* Start Information shown *

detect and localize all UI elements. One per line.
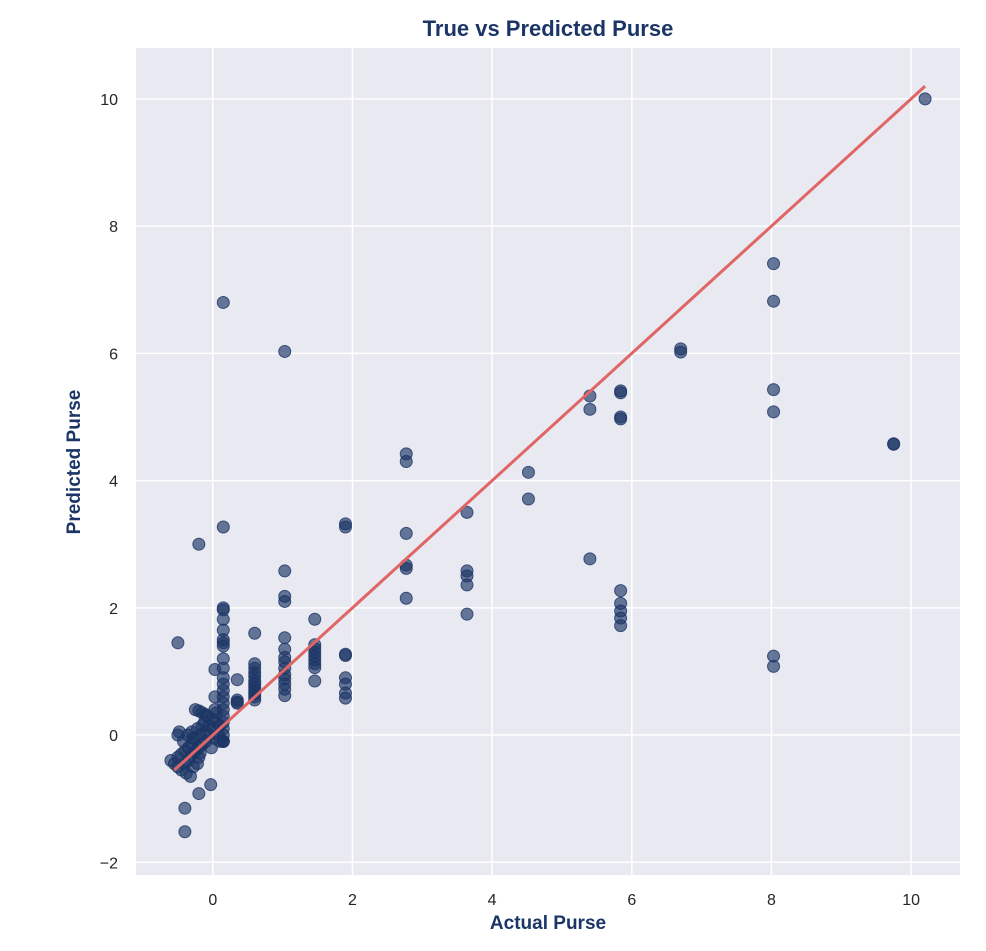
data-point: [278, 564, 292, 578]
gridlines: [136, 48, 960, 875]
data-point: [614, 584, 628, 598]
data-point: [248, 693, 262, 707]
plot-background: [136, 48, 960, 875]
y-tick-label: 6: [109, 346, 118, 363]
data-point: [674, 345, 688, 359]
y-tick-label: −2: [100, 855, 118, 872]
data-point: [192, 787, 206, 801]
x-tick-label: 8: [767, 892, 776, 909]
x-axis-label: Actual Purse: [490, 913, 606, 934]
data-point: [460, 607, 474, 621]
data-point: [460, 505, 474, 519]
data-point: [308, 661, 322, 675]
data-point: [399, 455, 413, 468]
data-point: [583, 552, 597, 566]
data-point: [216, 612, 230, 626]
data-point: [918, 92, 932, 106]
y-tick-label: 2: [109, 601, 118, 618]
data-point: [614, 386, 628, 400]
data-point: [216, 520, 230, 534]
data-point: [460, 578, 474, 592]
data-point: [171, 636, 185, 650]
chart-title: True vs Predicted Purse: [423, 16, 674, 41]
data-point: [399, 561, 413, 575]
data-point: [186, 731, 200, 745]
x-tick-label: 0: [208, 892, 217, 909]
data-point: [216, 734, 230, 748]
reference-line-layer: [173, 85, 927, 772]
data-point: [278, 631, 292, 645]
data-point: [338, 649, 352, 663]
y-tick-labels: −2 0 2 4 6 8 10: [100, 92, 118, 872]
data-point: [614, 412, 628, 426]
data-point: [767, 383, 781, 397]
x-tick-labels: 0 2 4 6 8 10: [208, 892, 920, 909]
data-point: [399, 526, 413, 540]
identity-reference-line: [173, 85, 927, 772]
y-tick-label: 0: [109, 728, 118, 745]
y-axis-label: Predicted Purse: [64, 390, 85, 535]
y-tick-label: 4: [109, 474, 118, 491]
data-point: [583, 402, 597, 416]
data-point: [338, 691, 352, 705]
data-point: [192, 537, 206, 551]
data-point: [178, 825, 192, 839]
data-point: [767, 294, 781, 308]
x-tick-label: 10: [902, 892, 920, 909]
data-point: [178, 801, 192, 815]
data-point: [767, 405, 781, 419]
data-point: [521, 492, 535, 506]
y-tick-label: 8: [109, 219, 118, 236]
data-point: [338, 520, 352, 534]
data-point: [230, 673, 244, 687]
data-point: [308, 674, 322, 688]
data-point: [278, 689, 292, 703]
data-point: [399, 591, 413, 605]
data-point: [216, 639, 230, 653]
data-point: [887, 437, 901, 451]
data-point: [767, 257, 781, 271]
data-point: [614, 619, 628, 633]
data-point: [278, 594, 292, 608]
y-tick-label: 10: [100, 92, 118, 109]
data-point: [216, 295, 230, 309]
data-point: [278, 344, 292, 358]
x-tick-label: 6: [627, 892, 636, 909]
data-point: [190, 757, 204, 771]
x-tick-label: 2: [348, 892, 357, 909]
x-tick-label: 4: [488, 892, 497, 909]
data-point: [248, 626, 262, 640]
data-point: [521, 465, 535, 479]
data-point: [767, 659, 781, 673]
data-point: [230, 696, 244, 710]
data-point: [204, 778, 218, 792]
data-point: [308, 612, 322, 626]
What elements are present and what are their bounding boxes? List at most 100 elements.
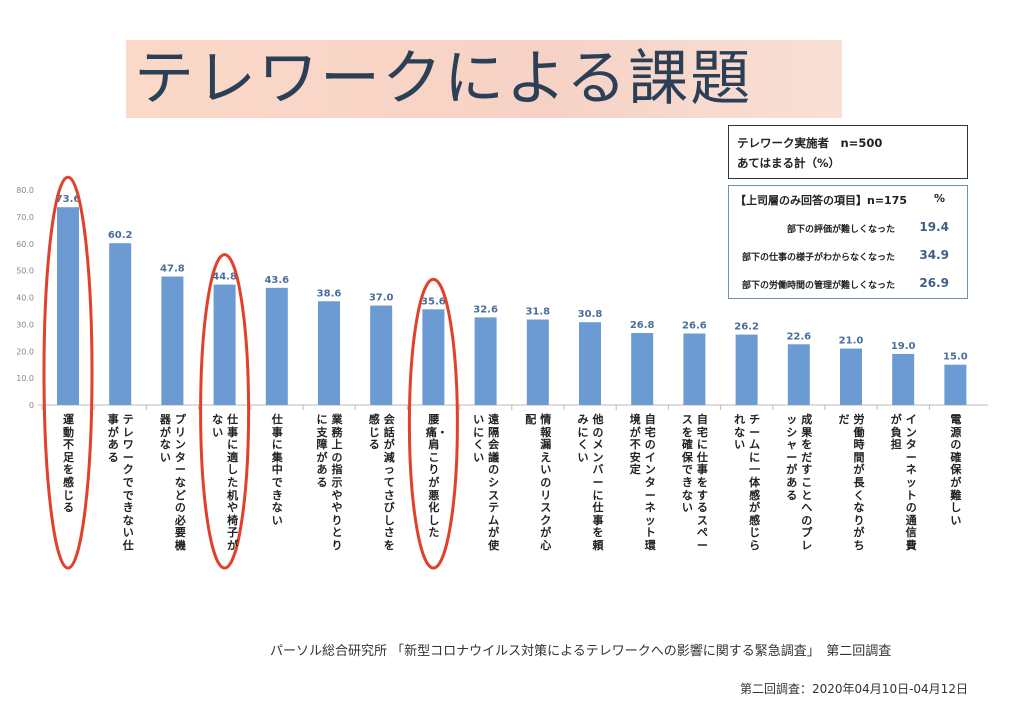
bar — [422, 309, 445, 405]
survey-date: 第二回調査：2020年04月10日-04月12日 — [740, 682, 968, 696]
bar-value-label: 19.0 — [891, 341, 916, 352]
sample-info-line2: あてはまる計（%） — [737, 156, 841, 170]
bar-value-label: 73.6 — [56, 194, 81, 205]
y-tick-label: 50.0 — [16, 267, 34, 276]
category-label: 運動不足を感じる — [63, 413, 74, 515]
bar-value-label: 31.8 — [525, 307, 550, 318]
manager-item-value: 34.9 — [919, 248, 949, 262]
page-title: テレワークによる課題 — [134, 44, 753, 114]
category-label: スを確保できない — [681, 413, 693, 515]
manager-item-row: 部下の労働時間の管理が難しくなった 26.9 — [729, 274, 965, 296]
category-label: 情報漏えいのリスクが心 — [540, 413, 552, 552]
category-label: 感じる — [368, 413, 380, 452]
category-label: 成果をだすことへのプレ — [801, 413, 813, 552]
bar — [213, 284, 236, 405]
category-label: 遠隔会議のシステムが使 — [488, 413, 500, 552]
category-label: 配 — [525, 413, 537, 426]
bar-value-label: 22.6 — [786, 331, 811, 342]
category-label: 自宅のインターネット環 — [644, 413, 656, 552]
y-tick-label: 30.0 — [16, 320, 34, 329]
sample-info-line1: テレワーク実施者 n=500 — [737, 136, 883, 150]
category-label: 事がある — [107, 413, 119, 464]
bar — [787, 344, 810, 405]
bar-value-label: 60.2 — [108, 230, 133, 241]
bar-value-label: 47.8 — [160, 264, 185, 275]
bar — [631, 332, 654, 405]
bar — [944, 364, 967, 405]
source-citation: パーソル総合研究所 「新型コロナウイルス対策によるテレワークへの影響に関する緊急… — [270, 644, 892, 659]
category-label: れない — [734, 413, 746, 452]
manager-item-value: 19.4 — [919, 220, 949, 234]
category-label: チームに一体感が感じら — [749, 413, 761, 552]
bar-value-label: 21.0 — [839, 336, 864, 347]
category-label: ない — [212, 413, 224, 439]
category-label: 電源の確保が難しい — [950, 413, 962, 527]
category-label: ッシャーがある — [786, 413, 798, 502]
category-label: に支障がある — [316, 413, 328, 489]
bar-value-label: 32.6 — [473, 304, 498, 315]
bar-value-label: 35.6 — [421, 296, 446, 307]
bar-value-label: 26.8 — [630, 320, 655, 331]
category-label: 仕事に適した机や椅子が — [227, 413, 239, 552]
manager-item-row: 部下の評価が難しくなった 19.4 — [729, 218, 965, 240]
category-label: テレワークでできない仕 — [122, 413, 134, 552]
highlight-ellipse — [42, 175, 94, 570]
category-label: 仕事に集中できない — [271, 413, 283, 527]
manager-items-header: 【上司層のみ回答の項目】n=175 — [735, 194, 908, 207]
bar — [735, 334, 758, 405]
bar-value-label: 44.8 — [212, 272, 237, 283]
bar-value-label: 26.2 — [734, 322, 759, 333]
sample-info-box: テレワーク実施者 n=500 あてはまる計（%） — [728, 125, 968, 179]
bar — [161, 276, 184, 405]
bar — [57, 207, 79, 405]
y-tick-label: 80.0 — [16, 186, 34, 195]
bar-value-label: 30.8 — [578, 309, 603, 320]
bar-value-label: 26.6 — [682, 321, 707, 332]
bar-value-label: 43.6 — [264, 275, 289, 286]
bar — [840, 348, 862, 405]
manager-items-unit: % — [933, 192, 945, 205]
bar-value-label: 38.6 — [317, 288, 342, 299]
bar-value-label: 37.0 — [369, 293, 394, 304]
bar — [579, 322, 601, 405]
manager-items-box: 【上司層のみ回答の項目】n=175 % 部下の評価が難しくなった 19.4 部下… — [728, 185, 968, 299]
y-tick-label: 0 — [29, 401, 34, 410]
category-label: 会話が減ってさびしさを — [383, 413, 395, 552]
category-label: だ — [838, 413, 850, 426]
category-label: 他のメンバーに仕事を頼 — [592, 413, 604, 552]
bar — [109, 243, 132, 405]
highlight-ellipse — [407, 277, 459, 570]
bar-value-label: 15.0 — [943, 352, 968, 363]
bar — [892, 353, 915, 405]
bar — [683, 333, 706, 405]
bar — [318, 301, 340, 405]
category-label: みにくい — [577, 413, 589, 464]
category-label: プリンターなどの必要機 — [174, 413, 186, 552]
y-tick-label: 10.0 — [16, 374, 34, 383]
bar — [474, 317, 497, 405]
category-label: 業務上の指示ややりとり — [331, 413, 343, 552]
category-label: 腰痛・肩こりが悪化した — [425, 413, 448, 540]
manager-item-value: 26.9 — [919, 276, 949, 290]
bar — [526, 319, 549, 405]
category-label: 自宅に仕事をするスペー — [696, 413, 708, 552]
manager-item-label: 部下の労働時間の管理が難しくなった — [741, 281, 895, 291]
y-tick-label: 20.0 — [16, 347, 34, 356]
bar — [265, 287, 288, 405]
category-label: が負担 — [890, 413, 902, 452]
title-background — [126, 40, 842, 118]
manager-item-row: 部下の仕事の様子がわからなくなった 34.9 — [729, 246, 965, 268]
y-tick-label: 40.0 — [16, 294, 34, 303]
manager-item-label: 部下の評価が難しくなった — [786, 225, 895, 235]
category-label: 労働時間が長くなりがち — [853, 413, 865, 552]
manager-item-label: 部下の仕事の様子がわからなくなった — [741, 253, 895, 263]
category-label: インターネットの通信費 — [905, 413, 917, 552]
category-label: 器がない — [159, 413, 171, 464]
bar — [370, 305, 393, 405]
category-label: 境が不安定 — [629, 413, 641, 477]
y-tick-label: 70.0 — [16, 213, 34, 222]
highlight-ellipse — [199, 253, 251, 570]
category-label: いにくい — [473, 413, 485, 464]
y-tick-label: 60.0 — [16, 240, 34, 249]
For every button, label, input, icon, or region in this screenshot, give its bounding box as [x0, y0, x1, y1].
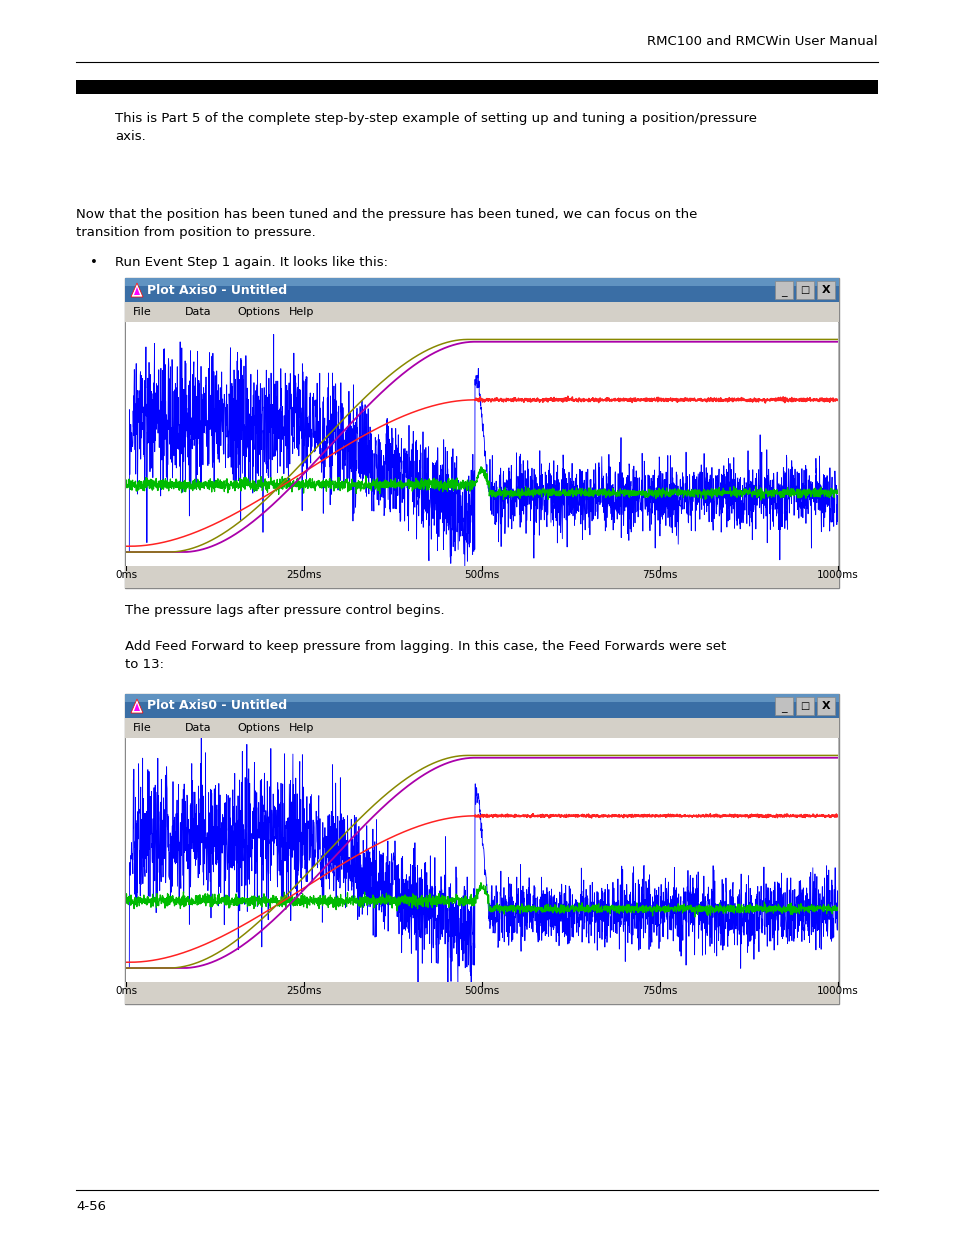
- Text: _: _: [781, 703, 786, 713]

* End Information shown *

— Task objective —
Find every line in the listing above that contains the word "elements", and copy each of those lines.

— Solved exercise —
detect and localize all UI elements. One per line.
What elements are present and what are their bounding boxes? List at most 100 elements.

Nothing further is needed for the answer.